  Use this skill when: (1) Computing pseudo-log-likelihood (PLL) scores,
  (2) Getting protein embeddings for clustering,
  (3) Filtering designs by sequence plausibility,
  (4) Zero-shot variant effect prediction,
  (5) Analyzing sequence-function relationships.

  For structure prediction, use chai or boltz.
  For QC thresholds, use protein-qc.
license: MIT
category: design-tools
tags: [sequence-design, embeddings, scoring]
proteinbase_slug: esm2-optimization
proteinbase_url: https://proteinbase.com/design-methods/esm2-optimization
biomodals_script: modal_esm2_predict_masked.py
---

# ESM2 Protein Language Model

## Prerequisites

| Requirement | Minimum | Recommended |
|-------------|---------|-------------|
| Python | 3.8+ | 3.10 |
| PyTorch | 1.10+ | 2.0+ |
| CUDA | 11.0+ | 11.7+ |
| GPU VRAM | 8GB | 24GB (A10G) |
| RAM | 16GB | 32GB |

## How to run

> **First time?** See [Installation Guide](../../docs/installation.md) to set up Modal and biomodals.

### Option 1: Modal
```bash
cd biomodals
modal run modal_esm2_predict_masked.py \
  --input-faa sequences.fasta \
  --out-dir embeddings/
```

**GPU**: A10G (24GB) | **Timeout**: 300s default

### Option 2: Python API (recommended)
```python
import torch
import esm

# Load model
model, alphabet = esm.pretrained.esm2_t33_650M_UR50D()
batch_converter = alphabet.get_batch_converter()
model = model.eval().cuda()

# Process sequences
data = [("seq1", "MKTAYIAKQRQISFVK...")]
batch_labels, batch_strs, batch_tokens = batch_converter(data)

with torch.no_grad():
    results = model(batch_tokens.cuda(), repr_layers=[33])

# Get embeddings
embeddings = results["representations"][33]
```

## Key parameters

### ESM2 Models

| Model | Parameters | Speed | Quality |
|-------|------------|-------|---------|
| esm2_t6_8M | 8M | Fastest | Fast screening |
| esm2_t12_35M | 35M | Fast | Good |
| esm2_t33_650M | 650M | Medium | Better |
| esm2_t36_3B | 3B | Slow | Best |

## Output format

```
embeddings/
├── embeddings.npy       # (N, 1280) array
├── pll_scores.csv       # PLL for each sequence
└── metadata.json        # Sequence info
```

## Sample output

### Successful run
```
$ modal run modal_esm2_predict_masked.py --input-faa designs.fasta
[INFO] Loading ESM2-650M model...
[INFO] Processing 100 sequences...
[INFO] Computing pseudo-log-likelihood...

embeddings/pll_scores.csv:
sequence_id,pll,pll_normalized,length
design_0,-0.82,0.15,78
design_1,-0.95,0.08,85
design_2,-1.23,-0.12,72
...

Summary:
  Mean PLL: -0.91
  Sequences with PLL > 0: 42/100 (42%)
```

**What good output looks like:**
- PLL_normalized: > 0.0 (more natural-like)

**CHECK YOUR UNDERSTANDING:**
1) For each statement about the ESM2 guide, answer yes or no and quote the words from the guide that decide it: (a) The recommended Python version is 3.10. (b) The guide says to use protein-qc for structure prediction. (c) The esm2_t36_3B model is listed as the fastest model.
2) Copy the portion of the ESM2 guide from "# Load model" to "results = model(batch_tokens.cuda(), repr_layers=[33])".
3) According to the ESM2 guide, what is the default timeout for the Modal option?

Dataset records:

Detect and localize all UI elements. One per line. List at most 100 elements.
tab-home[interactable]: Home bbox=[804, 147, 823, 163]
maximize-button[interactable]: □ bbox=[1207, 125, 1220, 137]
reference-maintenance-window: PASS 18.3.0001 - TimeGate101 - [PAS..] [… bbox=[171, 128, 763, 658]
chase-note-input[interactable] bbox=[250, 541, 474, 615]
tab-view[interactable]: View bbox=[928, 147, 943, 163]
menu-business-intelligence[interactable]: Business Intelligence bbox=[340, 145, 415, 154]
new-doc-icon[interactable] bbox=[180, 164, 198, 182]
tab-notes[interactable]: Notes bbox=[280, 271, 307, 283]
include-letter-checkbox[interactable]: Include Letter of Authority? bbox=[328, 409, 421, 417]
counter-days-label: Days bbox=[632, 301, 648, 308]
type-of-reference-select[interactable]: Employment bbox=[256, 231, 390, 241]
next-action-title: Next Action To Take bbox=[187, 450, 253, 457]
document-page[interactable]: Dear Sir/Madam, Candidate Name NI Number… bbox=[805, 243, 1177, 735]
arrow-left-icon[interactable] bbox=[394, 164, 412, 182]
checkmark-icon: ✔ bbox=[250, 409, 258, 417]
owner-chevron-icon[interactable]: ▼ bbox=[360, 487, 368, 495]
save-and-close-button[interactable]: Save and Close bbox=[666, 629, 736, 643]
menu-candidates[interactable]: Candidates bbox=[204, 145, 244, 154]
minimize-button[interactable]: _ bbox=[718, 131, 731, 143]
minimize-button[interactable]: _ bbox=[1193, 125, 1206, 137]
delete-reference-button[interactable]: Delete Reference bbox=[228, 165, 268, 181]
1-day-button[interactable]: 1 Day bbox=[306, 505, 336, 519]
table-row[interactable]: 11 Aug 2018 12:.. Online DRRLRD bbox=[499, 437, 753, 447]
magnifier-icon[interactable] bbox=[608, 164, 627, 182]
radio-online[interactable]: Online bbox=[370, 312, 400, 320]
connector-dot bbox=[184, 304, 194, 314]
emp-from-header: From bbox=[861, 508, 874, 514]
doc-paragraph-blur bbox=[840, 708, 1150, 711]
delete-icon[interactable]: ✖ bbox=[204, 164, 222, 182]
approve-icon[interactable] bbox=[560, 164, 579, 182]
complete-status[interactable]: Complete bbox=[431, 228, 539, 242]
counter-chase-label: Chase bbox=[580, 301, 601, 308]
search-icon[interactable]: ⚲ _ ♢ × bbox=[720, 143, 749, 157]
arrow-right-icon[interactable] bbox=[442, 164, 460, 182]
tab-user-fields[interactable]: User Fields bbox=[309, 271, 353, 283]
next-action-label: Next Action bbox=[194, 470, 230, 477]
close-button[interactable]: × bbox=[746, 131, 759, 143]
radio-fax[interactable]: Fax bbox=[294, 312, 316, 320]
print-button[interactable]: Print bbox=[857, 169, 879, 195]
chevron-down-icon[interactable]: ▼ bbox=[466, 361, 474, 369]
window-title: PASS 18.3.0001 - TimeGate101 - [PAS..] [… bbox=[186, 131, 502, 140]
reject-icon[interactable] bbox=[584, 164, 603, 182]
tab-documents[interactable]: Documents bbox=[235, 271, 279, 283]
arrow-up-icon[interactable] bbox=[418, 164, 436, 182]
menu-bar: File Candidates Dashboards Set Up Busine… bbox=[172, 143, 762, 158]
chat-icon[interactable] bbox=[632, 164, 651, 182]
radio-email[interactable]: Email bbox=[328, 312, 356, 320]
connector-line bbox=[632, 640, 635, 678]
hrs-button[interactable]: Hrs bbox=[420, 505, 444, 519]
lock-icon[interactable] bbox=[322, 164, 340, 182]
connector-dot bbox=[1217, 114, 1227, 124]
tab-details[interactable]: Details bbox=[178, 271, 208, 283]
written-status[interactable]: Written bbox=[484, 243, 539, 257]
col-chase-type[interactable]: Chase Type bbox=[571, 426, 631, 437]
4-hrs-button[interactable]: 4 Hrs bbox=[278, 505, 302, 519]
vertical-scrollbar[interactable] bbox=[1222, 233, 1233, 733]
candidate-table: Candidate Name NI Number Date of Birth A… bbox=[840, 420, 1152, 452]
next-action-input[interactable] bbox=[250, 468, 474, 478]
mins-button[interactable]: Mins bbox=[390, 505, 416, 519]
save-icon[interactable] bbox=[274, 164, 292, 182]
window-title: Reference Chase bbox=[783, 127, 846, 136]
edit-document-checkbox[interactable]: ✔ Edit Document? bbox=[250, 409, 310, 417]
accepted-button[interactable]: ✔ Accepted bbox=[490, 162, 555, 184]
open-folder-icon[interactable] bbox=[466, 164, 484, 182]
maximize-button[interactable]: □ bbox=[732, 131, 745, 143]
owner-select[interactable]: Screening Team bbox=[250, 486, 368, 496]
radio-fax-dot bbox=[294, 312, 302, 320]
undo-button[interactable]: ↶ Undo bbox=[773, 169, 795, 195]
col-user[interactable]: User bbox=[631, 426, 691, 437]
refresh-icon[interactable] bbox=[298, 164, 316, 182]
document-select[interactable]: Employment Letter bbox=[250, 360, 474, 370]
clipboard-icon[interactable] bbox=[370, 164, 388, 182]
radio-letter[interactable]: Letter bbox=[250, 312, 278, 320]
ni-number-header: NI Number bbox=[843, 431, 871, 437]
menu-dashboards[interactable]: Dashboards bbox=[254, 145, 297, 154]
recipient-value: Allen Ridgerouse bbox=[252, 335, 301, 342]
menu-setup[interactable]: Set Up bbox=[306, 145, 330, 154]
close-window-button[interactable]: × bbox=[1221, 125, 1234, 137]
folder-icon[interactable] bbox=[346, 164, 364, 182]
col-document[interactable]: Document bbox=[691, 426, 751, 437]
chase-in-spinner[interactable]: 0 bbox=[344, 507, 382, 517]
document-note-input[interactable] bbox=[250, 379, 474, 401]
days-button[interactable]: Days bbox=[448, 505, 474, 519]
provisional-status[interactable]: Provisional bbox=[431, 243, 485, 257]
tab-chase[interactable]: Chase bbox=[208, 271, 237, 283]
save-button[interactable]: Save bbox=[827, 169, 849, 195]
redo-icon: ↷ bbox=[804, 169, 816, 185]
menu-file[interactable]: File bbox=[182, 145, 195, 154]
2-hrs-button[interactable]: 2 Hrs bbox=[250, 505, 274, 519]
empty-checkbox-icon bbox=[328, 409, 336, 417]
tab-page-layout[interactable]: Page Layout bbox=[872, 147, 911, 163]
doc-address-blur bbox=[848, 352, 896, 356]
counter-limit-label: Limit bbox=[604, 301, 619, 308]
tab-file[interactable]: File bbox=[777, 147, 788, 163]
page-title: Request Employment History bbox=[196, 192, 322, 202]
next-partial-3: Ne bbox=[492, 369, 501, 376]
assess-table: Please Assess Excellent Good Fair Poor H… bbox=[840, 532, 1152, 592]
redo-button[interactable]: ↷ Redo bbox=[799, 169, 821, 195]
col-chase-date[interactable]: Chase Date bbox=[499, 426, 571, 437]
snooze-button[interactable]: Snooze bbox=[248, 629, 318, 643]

**LIST OF ANSWERS:**
1)
(a) Yes: "Python | 3.8+ | 3.10"
(b) No: "For structure prediction, use chai or boltz."
(c) No: "esm2_t36_3B | 3B | Slow | Best"

2)
# Load model
model, alphabet = esm.pretrained.esm2_t33_650M_UR50D()
batch_converter = alphabet.get_batch_converter()
model = model.eval().cuda()

# Process sequences
data = [("seq1", "MKTAYIAKQRQISFVK...")]
batch_labels, batch_strs, batch_tokens = batch_converter(data)

with torch.no_grad():
    results = model(batch_tokens.cuda(), repr_layers=[33])

3) The default timeout is 300s.